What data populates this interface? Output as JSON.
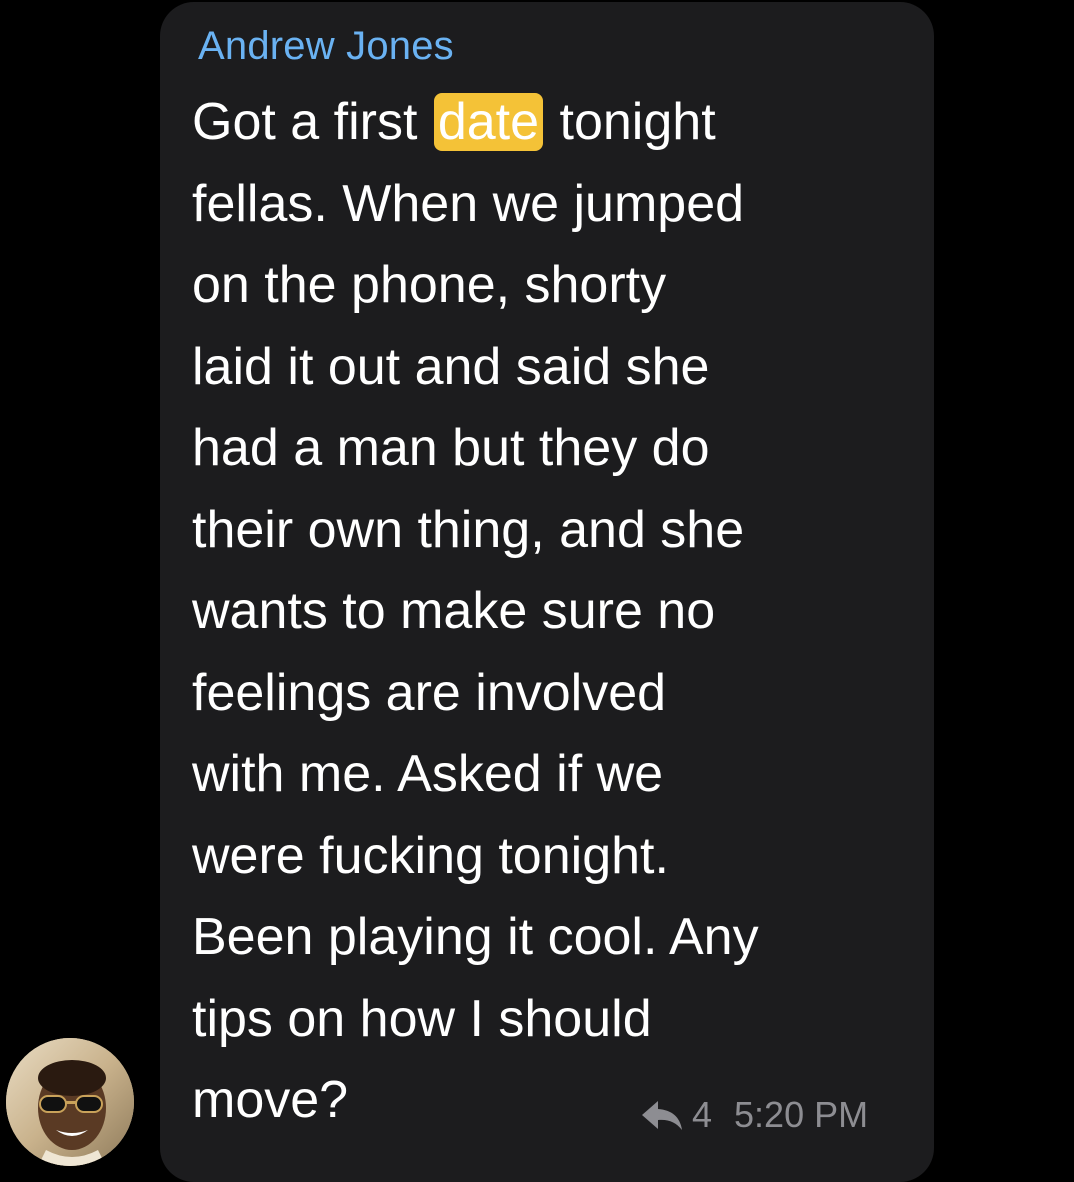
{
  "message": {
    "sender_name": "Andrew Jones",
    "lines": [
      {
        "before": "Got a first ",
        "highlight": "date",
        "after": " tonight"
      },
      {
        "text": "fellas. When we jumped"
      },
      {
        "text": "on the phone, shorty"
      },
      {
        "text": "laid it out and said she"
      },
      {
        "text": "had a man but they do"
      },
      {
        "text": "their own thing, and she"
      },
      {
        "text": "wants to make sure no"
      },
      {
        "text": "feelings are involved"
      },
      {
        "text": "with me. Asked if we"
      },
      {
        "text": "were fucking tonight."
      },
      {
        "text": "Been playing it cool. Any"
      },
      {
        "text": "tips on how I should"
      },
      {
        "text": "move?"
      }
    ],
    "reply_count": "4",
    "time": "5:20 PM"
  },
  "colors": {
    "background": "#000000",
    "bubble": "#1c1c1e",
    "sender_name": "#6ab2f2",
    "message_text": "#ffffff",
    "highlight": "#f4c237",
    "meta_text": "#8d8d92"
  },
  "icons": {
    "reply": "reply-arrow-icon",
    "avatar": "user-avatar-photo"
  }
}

--

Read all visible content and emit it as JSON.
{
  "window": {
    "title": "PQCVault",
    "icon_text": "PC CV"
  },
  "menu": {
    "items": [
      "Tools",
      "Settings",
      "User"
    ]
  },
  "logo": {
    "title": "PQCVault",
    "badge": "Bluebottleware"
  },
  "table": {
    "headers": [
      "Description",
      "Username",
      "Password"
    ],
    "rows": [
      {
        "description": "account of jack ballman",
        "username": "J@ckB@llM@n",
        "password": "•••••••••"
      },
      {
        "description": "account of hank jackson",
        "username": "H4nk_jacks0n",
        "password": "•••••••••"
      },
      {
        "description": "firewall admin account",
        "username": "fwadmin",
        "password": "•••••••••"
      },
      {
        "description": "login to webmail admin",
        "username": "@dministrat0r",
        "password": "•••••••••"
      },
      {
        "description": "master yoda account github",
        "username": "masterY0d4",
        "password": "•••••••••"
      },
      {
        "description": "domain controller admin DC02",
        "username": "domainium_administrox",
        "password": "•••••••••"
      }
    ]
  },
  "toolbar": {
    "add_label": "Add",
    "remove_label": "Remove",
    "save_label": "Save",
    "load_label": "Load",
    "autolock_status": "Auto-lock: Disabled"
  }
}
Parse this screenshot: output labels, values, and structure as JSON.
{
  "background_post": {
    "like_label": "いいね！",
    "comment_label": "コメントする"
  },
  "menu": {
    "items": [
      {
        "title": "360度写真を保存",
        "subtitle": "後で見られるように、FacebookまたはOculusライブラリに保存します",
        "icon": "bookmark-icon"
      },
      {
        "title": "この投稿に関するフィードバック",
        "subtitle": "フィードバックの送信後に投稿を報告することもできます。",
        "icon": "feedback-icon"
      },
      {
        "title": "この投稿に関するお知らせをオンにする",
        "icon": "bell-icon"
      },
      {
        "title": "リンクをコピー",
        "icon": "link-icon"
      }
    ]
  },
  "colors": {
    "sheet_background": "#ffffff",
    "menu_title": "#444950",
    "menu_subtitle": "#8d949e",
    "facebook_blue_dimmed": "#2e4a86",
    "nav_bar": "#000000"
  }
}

---

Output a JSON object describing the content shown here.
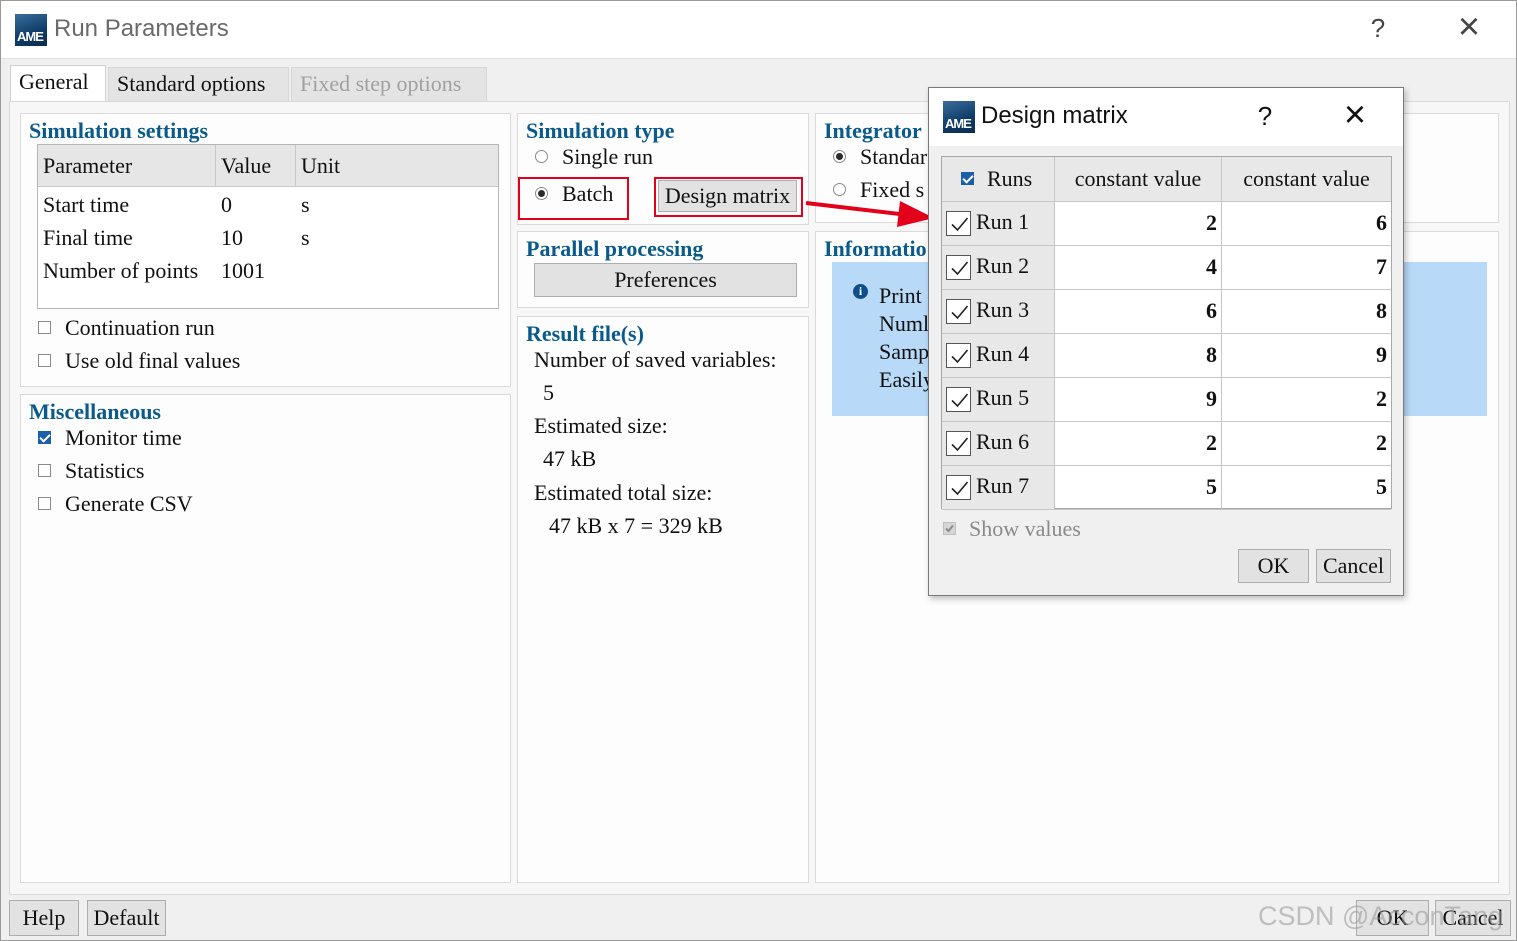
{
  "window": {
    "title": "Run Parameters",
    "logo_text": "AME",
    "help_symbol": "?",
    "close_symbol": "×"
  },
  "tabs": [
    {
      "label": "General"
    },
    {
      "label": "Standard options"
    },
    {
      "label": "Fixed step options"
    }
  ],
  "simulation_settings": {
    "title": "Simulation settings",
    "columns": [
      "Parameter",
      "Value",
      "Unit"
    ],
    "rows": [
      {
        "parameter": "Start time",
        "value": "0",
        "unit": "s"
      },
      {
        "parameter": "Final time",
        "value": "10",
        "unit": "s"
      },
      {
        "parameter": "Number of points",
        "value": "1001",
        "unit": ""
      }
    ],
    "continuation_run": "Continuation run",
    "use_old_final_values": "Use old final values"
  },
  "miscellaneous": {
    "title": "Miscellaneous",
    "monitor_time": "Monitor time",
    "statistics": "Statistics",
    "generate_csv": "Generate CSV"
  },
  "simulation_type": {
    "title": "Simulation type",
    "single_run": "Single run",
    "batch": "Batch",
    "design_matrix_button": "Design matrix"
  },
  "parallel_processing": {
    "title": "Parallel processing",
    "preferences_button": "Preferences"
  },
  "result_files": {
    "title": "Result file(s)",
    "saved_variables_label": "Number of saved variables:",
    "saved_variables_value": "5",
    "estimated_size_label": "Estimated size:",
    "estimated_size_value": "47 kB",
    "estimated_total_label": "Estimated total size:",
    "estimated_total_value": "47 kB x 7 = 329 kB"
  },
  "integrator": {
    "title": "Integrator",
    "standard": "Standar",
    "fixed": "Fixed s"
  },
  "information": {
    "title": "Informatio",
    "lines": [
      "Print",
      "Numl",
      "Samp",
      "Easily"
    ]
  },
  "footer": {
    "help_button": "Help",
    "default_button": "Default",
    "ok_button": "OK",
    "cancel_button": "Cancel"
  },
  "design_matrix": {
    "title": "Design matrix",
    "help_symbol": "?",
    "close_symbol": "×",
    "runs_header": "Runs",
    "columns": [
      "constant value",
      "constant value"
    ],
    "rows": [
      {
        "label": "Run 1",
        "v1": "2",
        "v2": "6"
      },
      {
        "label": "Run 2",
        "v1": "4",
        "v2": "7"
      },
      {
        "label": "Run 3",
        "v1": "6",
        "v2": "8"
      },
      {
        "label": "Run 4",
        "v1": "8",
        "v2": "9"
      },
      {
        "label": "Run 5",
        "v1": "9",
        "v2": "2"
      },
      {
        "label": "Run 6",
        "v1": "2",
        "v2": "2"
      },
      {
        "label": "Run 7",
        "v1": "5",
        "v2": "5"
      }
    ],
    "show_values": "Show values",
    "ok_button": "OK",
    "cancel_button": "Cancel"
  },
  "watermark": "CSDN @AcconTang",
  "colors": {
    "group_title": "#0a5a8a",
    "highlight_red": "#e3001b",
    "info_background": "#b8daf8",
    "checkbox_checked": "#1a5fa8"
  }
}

Work to do » Pick out each line that holds the string "options".

Answer to the problem »
      "label": "Standard options"
      "label": "Fixed step options"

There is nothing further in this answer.